» **DATA FOR THIS EXERCISE**
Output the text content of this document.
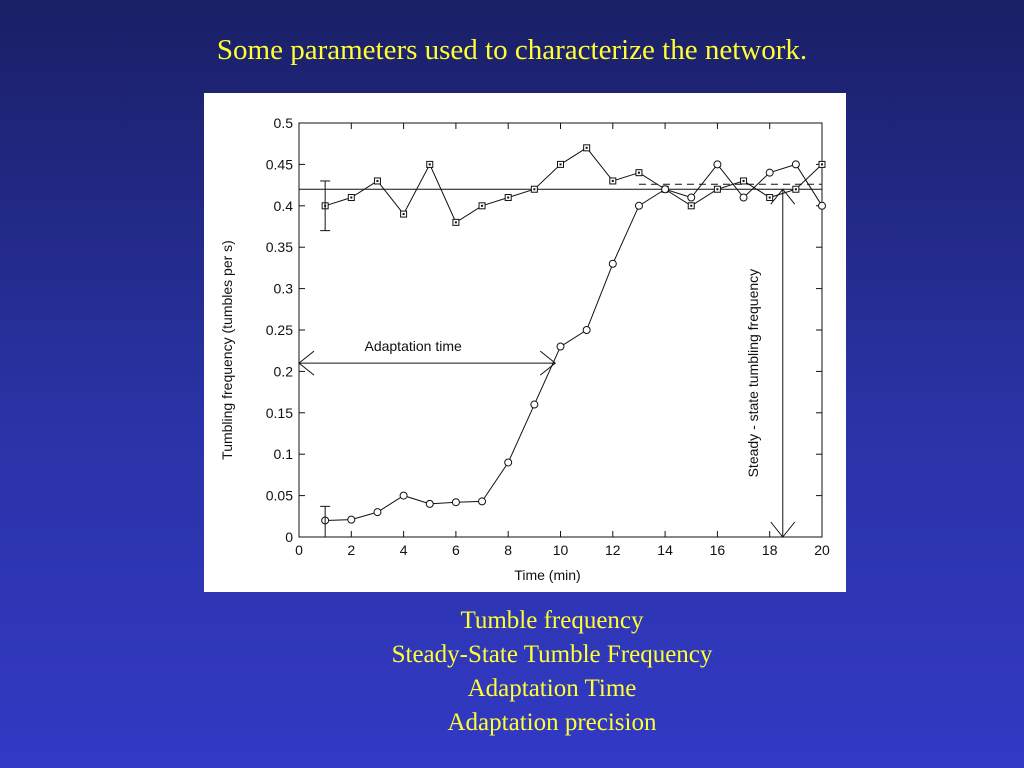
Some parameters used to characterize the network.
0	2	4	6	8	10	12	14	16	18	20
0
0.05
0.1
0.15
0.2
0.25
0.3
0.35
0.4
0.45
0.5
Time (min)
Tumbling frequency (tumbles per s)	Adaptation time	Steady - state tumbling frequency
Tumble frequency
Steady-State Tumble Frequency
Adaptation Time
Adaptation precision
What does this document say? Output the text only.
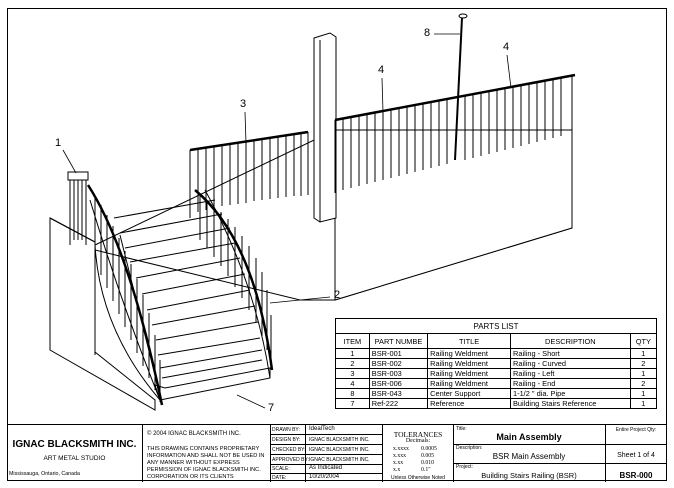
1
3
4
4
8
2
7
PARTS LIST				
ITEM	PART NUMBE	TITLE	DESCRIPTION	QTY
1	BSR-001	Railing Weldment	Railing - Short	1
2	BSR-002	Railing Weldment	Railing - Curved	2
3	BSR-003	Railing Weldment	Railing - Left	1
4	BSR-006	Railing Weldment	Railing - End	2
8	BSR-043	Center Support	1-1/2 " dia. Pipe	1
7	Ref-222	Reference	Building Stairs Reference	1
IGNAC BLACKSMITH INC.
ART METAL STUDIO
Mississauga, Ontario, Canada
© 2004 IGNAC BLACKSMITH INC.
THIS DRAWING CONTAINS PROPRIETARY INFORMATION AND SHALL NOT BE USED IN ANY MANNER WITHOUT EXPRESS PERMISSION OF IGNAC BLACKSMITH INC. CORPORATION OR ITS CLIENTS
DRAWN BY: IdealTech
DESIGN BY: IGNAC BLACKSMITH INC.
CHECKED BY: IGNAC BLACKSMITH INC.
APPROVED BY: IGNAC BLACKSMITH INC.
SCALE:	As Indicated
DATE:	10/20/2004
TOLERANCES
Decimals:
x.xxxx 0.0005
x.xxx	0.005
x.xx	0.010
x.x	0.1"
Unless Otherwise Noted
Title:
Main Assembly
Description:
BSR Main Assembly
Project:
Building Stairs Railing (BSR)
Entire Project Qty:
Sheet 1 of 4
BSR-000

...

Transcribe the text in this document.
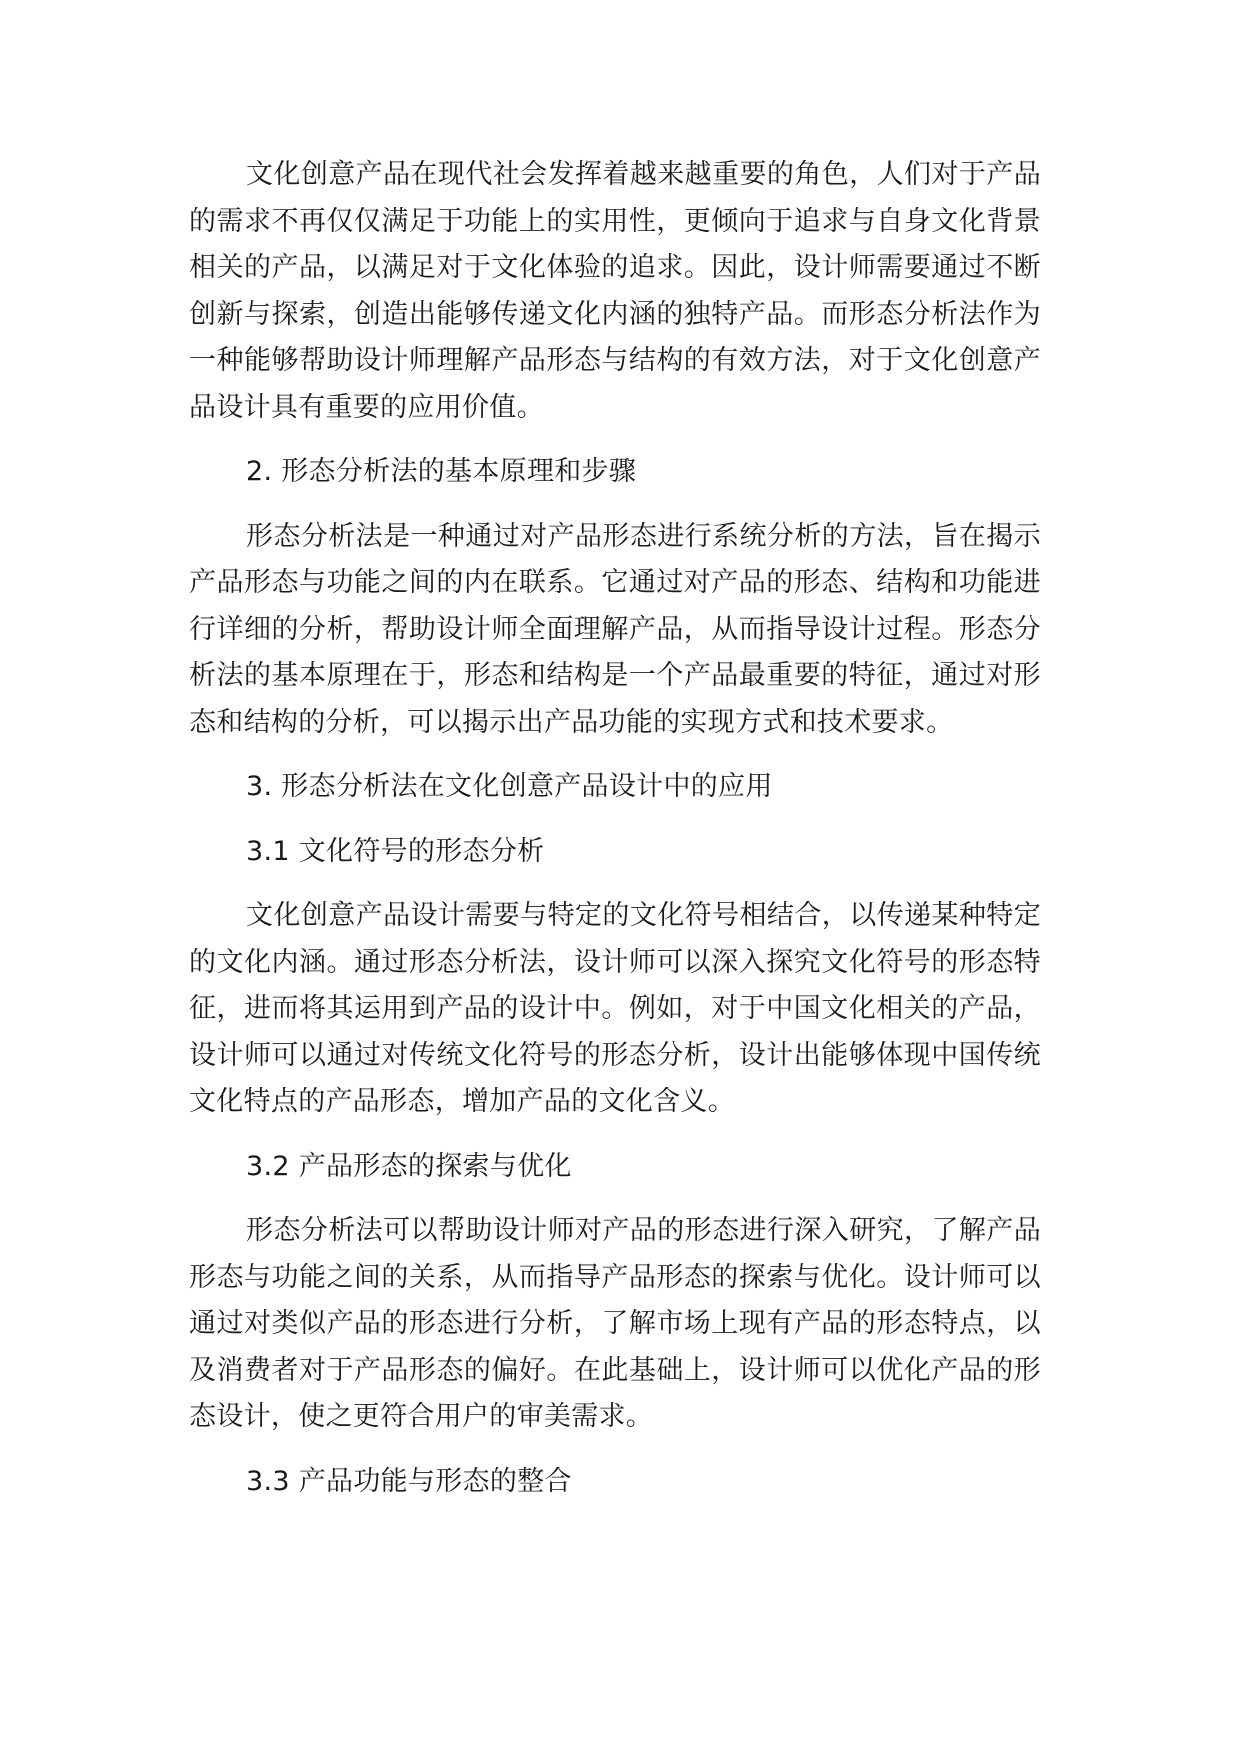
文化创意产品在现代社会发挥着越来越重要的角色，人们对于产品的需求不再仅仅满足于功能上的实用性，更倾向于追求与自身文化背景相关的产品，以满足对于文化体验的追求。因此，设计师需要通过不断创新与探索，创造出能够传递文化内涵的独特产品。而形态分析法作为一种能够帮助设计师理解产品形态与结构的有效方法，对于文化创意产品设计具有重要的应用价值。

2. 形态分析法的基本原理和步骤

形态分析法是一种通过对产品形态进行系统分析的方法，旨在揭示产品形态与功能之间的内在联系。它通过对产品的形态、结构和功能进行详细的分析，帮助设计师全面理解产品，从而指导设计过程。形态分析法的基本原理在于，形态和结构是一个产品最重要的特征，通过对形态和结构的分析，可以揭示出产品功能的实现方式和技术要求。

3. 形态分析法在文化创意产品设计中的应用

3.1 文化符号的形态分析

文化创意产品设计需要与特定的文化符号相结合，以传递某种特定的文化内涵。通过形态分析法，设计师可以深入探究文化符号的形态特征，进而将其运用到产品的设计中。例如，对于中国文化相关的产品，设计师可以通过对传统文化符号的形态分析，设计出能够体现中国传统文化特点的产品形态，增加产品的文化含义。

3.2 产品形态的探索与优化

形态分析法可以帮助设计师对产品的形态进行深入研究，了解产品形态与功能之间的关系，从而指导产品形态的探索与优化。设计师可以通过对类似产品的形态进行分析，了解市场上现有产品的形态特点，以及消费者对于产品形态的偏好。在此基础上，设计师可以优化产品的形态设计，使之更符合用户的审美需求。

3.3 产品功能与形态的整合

» **THE TASK**
Return only the number of lines in the entries that contain the string "Steady".

» **CORRECT OUTPUT**
2